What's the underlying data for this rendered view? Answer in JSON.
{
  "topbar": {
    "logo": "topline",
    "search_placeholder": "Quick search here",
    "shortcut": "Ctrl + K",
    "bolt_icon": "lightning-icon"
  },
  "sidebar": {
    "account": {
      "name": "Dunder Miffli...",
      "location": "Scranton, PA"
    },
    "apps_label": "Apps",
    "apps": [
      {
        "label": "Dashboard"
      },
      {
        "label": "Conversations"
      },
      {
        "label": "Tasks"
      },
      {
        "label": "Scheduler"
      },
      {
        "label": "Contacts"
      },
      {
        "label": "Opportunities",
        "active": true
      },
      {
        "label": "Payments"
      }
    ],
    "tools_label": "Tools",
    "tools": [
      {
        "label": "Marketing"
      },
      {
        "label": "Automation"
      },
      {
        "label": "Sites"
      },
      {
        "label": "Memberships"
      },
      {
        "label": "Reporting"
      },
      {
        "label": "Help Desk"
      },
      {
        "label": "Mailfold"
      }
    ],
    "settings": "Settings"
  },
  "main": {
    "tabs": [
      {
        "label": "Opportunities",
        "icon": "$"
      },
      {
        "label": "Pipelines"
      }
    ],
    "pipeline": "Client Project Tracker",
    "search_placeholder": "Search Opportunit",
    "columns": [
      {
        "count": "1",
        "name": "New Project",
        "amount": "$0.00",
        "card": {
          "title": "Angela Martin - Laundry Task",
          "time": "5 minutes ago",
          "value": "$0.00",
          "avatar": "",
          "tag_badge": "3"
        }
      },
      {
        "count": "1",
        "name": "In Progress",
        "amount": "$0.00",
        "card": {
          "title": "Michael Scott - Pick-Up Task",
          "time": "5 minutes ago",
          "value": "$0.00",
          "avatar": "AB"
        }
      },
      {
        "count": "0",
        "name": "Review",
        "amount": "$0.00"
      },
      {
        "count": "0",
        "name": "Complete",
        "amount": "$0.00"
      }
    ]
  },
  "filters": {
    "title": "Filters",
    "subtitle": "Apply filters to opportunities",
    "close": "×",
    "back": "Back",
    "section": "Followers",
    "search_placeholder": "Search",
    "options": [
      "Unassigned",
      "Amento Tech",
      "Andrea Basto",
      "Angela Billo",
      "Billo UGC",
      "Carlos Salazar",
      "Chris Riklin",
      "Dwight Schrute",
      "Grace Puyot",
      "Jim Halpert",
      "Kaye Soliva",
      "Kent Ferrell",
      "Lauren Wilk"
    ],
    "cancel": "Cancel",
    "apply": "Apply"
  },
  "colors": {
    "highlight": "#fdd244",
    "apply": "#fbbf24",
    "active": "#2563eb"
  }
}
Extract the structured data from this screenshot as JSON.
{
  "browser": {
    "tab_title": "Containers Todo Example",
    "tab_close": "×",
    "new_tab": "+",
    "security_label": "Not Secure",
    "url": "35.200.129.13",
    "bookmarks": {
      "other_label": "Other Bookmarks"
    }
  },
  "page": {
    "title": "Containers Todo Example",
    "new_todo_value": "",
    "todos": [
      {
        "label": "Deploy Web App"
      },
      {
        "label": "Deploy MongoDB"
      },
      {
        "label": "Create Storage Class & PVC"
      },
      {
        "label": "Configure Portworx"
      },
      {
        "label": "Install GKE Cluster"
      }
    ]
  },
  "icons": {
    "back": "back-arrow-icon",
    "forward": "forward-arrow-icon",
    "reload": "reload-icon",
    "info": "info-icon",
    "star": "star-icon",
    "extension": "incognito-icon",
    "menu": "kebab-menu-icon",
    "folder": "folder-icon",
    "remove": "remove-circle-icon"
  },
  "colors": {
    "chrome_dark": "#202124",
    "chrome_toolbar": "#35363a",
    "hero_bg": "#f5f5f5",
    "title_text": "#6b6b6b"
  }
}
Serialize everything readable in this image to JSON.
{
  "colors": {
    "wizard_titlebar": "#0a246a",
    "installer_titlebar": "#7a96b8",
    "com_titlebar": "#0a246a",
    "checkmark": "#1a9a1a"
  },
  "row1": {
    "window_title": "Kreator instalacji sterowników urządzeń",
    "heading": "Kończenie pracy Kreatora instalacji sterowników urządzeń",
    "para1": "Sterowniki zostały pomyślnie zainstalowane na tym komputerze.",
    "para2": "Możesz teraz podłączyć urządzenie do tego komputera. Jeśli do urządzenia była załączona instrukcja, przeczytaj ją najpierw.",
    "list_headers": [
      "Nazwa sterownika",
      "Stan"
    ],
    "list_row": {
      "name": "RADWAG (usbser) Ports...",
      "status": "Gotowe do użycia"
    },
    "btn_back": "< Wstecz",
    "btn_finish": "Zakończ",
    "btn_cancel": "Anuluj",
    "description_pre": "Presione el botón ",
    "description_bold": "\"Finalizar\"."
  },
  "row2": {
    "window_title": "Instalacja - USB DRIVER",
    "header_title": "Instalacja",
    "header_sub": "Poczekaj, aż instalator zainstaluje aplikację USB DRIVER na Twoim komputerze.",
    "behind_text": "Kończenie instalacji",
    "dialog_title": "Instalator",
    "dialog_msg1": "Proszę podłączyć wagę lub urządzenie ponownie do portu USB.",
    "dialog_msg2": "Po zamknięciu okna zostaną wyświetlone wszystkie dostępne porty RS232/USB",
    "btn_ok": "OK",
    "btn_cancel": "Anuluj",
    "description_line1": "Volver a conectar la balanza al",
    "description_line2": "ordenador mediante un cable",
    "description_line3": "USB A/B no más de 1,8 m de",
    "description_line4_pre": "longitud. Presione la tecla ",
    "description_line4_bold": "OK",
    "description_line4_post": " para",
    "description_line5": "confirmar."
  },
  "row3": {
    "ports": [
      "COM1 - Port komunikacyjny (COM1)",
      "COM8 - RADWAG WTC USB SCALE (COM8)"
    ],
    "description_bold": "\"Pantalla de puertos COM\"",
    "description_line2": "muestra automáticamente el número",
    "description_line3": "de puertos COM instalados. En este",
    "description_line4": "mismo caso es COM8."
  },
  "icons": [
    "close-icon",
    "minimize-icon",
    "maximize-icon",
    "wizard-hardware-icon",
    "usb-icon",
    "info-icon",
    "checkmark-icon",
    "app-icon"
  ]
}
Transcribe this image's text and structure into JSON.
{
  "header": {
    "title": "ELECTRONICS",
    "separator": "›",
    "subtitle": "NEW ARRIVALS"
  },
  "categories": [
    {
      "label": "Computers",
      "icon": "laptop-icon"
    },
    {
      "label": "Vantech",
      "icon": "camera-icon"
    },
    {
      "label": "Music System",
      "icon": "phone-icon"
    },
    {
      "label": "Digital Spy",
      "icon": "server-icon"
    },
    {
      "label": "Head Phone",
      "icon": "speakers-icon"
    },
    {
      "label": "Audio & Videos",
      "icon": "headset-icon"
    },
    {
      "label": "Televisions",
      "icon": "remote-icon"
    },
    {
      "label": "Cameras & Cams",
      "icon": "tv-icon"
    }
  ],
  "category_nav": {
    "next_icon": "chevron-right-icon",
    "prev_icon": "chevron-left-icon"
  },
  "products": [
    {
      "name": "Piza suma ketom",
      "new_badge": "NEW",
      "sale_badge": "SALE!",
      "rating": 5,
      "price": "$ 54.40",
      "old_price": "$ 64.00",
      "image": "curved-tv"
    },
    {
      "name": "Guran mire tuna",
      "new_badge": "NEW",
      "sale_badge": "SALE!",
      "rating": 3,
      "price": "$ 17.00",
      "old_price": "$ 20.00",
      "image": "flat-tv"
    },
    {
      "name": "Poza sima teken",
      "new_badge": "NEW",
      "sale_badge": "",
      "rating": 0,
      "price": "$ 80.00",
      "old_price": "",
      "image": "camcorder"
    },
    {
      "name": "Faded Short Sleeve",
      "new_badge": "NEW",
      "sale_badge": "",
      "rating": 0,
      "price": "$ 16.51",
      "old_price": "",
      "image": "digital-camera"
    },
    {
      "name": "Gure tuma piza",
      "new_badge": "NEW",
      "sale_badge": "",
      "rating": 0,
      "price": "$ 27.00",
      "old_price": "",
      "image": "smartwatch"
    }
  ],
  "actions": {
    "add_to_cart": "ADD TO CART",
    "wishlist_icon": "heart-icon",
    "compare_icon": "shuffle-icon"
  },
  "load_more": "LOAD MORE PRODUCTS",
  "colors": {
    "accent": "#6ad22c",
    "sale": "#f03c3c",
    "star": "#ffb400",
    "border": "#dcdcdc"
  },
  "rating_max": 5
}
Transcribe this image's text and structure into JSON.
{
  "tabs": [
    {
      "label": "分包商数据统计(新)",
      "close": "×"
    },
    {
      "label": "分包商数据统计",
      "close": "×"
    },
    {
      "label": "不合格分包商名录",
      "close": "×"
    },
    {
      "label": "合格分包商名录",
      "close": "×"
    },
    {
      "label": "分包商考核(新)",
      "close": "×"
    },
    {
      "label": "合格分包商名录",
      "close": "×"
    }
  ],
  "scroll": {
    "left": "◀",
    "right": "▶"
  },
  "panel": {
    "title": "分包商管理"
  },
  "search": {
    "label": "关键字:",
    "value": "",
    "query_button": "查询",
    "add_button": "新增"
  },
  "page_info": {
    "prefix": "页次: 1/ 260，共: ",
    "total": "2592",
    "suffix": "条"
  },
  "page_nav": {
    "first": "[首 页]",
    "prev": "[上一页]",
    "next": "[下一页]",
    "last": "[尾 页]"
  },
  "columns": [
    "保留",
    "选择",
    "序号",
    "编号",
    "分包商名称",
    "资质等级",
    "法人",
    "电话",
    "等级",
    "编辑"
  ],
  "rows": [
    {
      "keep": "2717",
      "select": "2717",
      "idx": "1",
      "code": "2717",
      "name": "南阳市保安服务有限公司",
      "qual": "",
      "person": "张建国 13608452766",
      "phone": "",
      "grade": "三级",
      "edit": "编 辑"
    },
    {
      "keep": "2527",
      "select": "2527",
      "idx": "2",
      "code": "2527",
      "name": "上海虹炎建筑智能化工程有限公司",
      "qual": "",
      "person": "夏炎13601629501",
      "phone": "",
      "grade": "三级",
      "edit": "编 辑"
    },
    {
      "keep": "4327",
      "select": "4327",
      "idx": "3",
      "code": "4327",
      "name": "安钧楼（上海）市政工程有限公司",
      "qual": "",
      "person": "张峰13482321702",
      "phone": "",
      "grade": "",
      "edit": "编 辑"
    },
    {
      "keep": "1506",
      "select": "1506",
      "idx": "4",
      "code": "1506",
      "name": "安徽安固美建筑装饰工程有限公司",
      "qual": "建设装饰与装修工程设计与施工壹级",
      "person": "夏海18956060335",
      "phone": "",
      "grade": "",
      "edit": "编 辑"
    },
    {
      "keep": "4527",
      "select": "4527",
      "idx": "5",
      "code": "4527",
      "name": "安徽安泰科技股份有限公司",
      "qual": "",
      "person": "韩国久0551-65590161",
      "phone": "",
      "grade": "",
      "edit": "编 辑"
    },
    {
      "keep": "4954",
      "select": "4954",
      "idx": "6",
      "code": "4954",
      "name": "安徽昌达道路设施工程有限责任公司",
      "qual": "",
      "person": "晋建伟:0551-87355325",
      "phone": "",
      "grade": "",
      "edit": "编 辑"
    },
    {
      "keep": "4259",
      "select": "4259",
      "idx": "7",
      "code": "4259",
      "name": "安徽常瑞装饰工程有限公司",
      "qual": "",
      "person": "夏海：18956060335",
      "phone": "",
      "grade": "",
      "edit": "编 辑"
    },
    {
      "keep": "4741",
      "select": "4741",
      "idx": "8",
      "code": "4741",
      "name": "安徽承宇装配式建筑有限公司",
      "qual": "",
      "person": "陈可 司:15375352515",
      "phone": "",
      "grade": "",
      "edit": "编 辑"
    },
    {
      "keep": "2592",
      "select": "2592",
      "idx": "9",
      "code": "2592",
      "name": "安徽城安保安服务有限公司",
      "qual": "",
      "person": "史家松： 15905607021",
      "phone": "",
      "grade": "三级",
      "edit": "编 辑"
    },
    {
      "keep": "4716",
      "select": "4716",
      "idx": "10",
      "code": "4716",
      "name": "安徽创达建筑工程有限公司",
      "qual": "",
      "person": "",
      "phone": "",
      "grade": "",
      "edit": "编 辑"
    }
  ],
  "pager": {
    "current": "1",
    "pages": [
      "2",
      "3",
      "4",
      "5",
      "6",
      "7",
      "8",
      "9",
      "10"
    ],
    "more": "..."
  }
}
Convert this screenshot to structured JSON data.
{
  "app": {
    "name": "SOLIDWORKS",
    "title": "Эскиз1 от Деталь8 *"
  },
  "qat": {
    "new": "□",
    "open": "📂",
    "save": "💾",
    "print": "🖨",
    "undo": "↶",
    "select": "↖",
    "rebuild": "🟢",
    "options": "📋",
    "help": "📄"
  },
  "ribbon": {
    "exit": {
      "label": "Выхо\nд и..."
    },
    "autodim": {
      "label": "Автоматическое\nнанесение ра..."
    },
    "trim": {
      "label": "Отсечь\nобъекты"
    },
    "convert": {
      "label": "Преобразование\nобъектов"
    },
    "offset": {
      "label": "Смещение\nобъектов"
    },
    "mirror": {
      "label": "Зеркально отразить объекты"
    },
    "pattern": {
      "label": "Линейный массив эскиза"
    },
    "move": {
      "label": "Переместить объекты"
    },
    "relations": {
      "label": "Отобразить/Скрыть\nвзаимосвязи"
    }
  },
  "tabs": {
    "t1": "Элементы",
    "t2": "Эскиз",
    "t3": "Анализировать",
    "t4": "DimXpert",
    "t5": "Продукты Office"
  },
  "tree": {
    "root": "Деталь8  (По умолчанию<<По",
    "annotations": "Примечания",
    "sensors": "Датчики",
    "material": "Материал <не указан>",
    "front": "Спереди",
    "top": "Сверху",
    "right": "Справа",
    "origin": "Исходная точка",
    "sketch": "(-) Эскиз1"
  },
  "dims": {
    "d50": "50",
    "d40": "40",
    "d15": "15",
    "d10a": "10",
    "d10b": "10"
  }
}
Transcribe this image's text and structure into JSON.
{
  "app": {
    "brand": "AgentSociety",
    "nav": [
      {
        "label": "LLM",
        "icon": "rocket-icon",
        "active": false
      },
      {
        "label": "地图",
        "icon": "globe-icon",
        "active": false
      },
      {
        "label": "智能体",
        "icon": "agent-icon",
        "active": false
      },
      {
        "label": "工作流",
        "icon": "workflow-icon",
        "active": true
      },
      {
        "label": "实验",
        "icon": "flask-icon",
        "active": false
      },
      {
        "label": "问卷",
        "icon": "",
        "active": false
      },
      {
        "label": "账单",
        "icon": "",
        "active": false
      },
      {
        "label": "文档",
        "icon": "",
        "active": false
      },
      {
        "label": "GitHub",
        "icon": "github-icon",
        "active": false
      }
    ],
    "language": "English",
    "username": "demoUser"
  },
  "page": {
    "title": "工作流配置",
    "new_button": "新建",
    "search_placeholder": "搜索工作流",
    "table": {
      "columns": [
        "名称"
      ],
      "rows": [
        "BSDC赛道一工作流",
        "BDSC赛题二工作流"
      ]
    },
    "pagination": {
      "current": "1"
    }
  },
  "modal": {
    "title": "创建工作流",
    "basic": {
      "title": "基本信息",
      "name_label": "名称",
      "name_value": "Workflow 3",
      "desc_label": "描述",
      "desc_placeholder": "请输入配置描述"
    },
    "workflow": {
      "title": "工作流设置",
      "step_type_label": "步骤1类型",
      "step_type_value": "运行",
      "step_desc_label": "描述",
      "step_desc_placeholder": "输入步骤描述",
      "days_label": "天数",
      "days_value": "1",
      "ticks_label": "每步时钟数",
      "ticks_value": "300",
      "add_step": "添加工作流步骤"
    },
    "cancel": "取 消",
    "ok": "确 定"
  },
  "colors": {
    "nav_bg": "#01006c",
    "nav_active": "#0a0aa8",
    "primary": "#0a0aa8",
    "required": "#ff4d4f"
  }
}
==*==
WHAT TO PRODUCE: How many lines of these entries contain "JSON"? Answer with the number and nothing else.

RESPONSE TO THIS TASK: 7